[Data excerpts]
■ ■ ■ ■ ■

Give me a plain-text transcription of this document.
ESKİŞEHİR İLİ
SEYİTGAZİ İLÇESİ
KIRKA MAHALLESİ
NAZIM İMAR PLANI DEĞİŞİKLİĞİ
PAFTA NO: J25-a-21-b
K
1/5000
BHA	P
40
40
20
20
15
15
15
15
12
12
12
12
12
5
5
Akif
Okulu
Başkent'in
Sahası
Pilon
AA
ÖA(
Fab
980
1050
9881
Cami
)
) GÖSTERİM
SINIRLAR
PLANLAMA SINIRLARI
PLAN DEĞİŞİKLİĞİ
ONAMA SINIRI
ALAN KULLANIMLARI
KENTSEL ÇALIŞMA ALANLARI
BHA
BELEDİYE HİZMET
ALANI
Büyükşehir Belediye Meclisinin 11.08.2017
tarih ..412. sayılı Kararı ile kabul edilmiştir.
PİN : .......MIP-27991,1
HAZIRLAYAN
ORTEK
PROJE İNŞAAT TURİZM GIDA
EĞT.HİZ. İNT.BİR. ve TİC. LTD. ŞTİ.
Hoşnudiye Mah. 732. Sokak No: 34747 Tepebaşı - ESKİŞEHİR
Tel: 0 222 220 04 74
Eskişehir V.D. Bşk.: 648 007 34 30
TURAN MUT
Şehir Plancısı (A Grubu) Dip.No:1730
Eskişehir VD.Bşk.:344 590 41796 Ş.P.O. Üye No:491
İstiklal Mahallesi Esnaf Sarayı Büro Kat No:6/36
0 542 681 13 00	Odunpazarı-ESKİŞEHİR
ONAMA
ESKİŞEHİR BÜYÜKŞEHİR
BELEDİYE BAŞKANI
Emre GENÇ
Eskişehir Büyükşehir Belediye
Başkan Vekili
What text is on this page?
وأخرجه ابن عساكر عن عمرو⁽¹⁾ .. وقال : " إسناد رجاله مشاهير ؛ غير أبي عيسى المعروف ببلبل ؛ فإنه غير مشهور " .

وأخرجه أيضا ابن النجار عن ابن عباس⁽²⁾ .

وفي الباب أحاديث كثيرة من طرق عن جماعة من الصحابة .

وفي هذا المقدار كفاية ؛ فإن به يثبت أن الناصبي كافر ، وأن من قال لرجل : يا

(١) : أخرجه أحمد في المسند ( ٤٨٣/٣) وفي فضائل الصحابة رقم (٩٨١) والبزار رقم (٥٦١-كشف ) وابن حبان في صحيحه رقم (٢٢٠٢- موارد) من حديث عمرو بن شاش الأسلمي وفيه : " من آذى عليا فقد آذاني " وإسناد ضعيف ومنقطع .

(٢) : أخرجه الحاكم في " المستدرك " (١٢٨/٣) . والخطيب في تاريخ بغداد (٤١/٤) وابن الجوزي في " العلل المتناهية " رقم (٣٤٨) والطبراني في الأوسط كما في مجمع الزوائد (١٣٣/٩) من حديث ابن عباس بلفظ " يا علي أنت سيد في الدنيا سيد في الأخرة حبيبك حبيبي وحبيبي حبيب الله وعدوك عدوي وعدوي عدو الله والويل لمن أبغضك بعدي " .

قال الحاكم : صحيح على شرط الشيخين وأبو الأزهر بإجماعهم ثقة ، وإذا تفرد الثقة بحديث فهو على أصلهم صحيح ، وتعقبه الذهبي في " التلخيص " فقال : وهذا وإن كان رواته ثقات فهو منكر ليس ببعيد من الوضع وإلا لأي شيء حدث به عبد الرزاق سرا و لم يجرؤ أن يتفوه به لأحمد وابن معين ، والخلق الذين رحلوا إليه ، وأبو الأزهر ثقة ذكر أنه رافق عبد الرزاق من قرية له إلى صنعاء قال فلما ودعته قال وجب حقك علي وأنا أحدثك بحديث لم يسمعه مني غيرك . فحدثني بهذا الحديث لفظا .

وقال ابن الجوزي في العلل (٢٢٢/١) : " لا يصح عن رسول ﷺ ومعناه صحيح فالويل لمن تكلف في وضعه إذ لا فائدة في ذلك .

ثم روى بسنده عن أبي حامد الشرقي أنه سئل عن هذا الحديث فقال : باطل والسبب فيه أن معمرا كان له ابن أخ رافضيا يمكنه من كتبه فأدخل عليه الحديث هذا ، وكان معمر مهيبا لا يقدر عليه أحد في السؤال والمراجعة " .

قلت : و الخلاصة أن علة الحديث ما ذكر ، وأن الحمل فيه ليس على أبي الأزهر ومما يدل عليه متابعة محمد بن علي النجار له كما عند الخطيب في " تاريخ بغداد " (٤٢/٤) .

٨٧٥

■ ■ ■ ■ ■

Repeat the data above, word for word.

> [TASK SOLUTION]
Give me a plain-text transcription of this document.
ESKİŞEHİR İLİ
SEYİTGAZİ İLÇESİ
KIRKA MAHALLESİ
NAZIM İMAR PLANI DEĞİŞİKLİĞİ
PAFTA NO: J25-a-21-b
K
1/5000
BHA	P
40
40
20
20
15
15
15
15
12
12
12
12
12
5
5
Akif
Okulu
Başkent'in
Sahası
Pilon
AA
ÖA(
Fab
980
1050
9881
Cami
)
) GÖSTERİM
SINIRLAR
PLANLAMA SINIRLARI
PLAN DEĞİŞİKLİĞİ
ONAMA SINIRI
ALAN KULLANIMLARI
KENTSEL ÇALIŞMA ALANLARI
BHA
BELEDİYE HİZMET
ALANI
Büyükşehir Belediye Meclisinin 11.08.2017
tarih ..412. sayılı Kararı ile kabul edilmiştir.
PİN : .......MIP-27991,1
HAZIRLAYAN
ORTEK
PROJE İNŞAAT TURİZM GIDA
EĞT.HİZ. İNT.BİR. ve TİC. LTD. ŞTİ.
Hoşnudiye Mah. 732. Sokak No: 34747 Tepebaşı - ESKİŞEHİR
Tel: 0 222 220 04 74
Eskişehir V.D. Bşk.: 648 007 34 30
TURAN MUT
Şehir Plancısı (A Grubu) Dip.No:1730
Eskişehir VD.Bşk.:344 590 41796 Ş.P.O. Üye No:491
İstiklal Mahallesi Esnaf Sarayı Büro Kat No:6/36
0 542 681 13 00	Odunpazarı-ESKİŞEHİR
ONAMA
ESKİŞEHİR BÜYÜKŞEHİR
BELEDİYE BAŞKANI
Emre GENÇ
Eskişehir Büyükşehir Belediye
Başkan Vekili
What text is on this page?
وأخرجه ابن عساكر عن عمرو⁽¹⁾ .. وقال : " إسناد رجاله مشاهير ؛ غير أبي عيسى المعروف ببلبل ؛ فإنه غير مشهور " .

وأخرجه أيضا ابن النجار عن ابن عباس⁽²⁾ .

وفي الباب أحاديث كثيرة من طرق عن جماعة من الصحابة .

وفي هذا المقدار كفاية ؛ فإن به يثبت أن الناصبي كافر ، وأن من قال لرجل : يا

(١) : أخرجه أحمد في المسند ( ٤٨٣/٣) وفي فضائل الصحابة رقم (٩٨١) والبزار رقم (٥٦١-كشف ) وابن حبان في صحيحه رقم (٢٢٠٢- موارد) من حديث عمرو بن شاش الأسلمي وفيه : " من آذى عليا فقد آذاني " وإسناد ضعيف ومنقطع .

(٢) : أخرجه الحاكم في " المستدرك " (١٢٨/٣) . والخطيب في تاريخ بغداد (٤١/٤) وابن الجوزي في " العلل المتناهية " رقم (٣٤٨) والطبراني في الأوسط كما في مجمع الزوائد (١٣٣/٩) من حديث ابن عباس بلفظ " يا علي أنت سيد في الدنيا سيد في الأخرة حبيبك حبيبي وحبيبي حبيب الله وعدوك عدوي وعدوي عدو الله والويل لمن أبغضك بعدي " .

قال الحاكم : صحيح على شرط الشيخين وأبو الأزهر بإجماعهم ثقة ، وإذا تفرد الثقة بحديث فهو على أصلهم صحيح ، وتعقبه الذهبي في " التلخيص " فقال : وهذا وإن كان رواته ثقات فهو منكر ليس ببعيد من الوضع وإلا لأي شيء حدث به عبد الرزاق سرا و لم يجرؤ أن يتفوه به لأحمد وابن معين ، والخلق الذين رحلوا إليه ، وأبو الأزهر ثقة ذكر أنه رافق عبد الرزاق من قرية له إلى صنعاء قال فلما ودعته قال وجب حقك علي وأنا أحدثك بحديث لم يسمعه مني غيرك . فحدثني بهذا الحديث لفظا .

وقال ابن الجوزي في العلل (٢٢٢/١) : " لا يصح عن رسول ﷺ ومعناه صحيح فالويل لمن تكلف في وضعه إذ لا فائدة في ذلك .

ثم روى بسنده عن أبي حامد الشرقي أنه سئل عن هذا الحديث فقال : باطل والسبب فيه أن معمرا كان له ابن أخ رافضيا يمكنه من كتبه فأدخل عليه الحديث هذا ، وكان معمر مهيبا لا يقدر عليه أحد في السؤال والمراجعة " .

قلت : و الخلاصة أن علة الحديث ما ذكر ، وأن الحمل فيه ليس على أبي الأزهر ومما يدل عليه متابعة محمد بن علي النجار له كما عند الخطيب في " تاريخ بغداد " (٤٢/٤) .

٨٧٥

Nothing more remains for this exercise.